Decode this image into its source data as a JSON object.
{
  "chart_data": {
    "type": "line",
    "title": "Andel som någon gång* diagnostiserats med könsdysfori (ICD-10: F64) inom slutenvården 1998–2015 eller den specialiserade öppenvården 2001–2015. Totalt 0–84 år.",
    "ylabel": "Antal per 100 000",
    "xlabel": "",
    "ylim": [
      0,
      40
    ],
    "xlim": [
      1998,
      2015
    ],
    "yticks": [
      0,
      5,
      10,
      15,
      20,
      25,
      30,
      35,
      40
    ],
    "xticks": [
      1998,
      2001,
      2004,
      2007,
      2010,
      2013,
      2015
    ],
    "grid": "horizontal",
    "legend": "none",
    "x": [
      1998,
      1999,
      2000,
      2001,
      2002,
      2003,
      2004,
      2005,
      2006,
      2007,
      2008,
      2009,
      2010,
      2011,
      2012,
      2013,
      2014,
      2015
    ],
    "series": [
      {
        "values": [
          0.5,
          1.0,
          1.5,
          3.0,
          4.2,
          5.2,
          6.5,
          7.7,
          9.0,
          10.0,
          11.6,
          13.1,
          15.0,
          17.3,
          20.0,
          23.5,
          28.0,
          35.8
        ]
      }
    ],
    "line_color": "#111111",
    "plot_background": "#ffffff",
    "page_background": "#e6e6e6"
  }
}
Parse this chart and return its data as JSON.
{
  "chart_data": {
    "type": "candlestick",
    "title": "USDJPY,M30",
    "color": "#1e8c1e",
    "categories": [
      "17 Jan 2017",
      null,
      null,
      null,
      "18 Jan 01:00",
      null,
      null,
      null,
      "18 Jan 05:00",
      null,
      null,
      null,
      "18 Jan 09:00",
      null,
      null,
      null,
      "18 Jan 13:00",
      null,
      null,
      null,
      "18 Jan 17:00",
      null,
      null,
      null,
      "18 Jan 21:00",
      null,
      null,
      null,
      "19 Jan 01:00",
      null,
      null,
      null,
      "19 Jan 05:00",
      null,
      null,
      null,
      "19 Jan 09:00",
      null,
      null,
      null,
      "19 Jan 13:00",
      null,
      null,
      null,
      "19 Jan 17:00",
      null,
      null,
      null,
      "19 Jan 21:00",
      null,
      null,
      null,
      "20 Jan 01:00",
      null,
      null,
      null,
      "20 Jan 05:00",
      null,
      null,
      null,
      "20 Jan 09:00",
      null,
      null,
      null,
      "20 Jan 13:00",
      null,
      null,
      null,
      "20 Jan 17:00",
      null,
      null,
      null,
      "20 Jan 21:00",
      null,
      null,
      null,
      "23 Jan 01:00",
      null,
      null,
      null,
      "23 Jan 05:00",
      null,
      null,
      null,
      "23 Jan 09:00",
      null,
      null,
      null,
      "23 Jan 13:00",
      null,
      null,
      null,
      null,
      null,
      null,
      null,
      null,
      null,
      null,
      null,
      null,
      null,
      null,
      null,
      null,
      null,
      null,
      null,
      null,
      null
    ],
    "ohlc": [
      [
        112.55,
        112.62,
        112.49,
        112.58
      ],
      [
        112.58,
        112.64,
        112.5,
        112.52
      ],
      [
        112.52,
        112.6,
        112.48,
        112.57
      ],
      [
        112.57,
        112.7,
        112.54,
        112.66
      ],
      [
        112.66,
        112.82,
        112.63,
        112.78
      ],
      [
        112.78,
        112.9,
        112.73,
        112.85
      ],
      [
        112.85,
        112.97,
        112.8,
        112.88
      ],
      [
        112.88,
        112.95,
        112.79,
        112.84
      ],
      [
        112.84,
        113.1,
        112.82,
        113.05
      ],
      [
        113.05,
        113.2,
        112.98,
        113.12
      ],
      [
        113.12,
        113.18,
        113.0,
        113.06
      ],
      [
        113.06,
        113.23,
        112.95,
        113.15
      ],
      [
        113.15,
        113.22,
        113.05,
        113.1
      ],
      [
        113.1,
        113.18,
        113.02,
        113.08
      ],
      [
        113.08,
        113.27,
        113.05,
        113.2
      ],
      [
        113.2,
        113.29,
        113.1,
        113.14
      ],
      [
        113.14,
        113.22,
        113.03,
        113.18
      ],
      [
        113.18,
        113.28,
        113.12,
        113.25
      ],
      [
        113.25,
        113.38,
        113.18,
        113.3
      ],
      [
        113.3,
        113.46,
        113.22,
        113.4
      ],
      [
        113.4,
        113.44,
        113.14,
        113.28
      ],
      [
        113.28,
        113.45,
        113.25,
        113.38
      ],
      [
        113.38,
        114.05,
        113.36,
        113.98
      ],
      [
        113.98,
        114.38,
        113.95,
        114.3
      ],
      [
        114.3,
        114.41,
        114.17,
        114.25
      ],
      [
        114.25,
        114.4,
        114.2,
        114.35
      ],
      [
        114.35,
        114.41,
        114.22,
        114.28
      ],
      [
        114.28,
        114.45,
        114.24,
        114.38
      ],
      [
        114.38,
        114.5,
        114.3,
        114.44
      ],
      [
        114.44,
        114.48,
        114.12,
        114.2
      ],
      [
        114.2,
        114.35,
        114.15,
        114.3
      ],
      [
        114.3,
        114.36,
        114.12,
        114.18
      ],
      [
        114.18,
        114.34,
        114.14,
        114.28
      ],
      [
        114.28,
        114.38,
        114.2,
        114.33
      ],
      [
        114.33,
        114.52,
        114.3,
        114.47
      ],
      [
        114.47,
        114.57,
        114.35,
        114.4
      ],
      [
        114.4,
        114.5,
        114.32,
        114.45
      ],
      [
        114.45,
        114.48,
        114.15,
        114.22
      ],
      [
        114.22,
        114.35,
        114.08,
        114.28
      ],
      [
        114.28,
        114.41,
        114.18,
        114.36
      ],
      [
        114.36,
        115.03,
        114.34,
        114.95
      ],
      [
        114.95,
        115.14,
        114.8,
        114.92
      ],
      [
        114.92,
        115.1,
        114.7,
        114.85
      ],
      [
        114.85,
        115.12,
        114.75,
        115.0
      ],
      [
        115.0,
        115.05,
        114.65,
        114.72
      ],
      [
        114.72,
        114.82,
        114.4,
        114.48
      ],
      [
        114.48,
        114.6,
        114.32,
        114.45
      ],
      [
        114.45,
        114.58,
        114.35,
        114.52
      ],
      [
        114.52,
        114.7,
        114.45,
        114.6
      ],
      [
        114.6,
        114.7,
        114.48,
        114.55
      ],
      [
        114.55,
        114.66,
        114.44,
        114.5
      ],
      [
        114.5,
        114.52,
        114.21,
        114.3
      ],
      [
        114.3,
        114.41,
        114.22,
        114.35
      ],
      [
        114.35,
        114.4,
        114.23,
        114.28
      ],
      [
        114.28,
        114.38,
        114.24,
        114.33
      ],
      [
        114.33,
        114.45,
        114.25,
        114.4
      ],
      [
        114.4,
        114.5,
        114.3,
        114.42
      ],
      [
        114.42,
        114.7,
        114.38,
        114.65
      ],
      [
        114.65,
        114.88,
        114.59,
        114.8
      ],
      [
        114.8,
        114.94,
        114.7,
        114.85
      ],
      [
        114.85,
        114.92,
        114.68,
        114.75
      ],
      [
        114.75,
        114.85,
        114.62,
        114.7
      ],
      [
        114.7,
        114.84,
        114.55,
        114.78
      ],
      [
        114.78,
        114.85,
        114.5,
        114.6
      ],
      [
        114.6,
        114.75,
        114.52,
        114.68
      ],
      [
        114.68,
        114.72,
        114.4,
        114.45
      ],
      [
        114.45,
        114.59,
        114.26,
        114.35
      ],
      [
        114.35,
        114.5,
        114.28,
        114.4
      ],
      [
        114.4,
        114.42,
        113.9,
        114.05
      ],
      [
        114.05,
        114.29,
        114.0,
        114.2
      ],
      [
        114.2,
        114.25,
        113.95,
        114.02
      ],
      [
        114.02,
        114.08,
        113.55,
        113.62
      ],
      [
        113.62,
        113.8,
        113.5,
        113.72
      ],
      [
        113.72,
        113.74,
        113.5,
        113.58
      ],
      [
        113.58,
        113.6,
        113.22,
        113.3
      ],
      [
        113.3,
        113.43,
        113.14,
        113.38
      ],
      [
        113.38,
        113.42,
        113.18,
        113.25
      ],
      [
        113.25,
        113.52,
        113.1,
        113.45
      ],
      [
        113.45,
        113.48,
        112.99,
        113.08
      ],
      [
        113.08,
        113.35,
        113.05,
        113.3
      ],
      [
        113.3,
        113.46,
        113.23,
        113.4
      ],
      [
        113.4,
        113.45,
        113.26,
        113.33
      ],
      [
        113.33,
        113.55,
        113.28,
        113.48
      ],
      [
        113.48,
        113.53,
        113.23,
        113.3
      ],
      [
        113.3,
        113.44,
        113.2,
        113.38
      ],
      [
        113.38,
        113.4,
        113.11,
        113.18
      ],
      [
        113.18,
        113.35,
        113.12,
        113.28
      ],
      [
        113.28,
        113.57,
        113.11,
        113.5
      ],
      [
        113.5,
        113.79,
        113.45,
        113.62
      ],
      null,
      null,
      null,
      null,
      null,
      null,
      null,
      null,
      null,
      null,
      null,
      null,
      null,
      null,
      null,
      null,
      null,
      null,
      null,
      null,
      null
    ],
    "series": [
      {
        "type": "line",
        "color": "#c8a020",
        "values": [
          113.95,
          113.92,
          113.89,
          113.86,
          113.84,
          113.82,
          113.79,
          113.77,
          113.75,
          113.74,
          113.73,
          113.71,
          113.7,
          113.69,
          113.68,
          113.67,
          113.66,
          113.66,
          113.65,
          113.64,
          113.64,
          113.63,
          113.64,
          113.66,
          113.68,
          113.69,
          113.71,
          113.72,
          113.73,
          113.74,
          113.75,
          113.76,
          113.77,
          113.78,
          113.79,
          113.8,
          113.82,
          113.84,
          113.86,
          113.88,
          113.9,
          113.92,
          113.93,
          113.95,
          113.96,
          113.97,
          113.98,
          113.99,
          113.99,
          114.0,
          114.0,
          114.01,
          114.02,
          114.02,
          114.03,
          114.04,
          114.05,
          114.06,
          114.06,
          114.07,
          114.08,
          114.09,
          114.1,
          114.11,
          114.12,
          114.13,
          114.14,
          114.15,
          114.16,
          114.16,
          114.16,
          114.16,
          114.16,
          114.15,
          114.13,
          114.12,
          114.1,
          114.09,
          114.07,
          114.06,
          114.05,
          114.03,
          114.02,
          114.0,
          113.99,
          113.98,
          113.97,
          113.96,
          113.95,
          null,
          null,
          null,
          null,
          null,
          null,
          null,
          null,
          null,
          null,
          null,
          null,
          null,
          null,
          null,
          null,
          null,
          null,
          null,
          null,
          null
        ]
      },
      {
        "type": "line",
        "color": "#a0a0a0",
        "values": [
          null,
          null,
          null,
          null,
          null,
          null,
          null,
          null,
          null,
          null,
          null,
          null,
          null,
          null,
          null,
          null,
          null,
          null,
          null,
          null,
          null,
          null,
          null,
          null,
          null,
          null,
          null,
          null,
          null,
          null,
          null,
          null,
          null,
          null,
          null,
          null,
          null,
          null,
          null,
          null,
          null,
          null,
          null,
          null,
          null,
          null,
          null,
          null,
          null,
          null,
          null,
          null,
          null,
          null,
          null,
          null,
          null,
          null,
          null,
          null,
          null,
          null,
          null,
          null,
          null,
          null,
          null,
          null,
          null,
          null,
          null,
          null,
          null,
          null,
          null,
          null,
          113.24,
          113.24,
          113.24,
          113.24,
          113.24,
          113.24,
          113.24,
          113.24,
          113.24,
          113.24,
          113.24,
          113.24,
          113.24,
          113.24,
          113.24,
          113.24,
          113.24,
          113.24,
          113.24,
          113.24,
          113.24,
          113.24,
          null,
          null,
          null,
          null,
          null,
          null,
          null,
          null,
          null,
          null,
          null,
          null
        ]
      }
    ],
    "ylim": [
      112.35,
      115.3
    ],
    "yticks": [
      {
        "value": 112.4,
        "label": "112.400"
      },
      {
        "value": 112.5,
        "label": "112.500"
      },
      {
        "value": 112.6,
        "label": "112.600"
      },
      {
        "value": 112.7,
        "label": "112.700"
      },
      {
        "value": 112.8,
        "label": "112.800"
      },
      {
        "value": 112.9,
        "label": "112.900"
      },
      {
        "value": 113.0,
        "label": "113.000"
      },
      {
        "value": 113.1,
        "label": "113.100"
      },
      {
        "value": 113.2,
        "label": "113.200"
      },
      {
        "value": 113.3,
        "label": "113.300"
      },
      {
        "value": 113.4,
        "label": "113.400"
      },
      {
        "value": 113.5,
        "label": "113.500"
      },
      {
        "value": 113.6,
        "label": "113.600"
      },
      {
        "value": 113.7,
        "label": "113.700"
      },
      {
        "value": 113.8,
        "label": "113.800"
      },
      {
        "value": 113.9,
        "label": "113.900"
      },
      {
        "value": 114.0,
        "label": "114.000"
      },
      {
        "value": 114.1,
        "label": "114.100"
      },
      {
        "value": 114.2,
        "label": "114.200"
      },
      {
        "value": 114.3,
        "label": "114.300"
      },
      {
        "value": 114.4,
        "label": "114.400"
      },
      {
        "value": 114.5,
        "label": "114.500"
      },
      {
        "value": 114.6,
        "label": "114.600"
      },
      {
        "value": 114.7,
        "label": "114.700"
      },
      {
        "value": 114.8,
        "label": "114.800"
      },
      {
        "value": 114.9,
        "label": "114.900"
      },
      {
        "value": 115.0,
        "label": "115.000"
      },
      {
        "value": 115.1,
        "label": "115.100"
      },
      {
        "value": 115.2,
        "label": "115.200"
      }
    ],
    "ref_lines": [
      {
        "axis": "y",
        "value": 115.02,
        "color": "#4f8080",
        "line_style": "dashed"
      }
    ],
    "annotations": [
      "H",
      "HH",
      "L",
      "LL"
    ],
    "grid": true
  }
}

(What to work on): Report only the number of lines that hold the word "title".

(Answer below): 2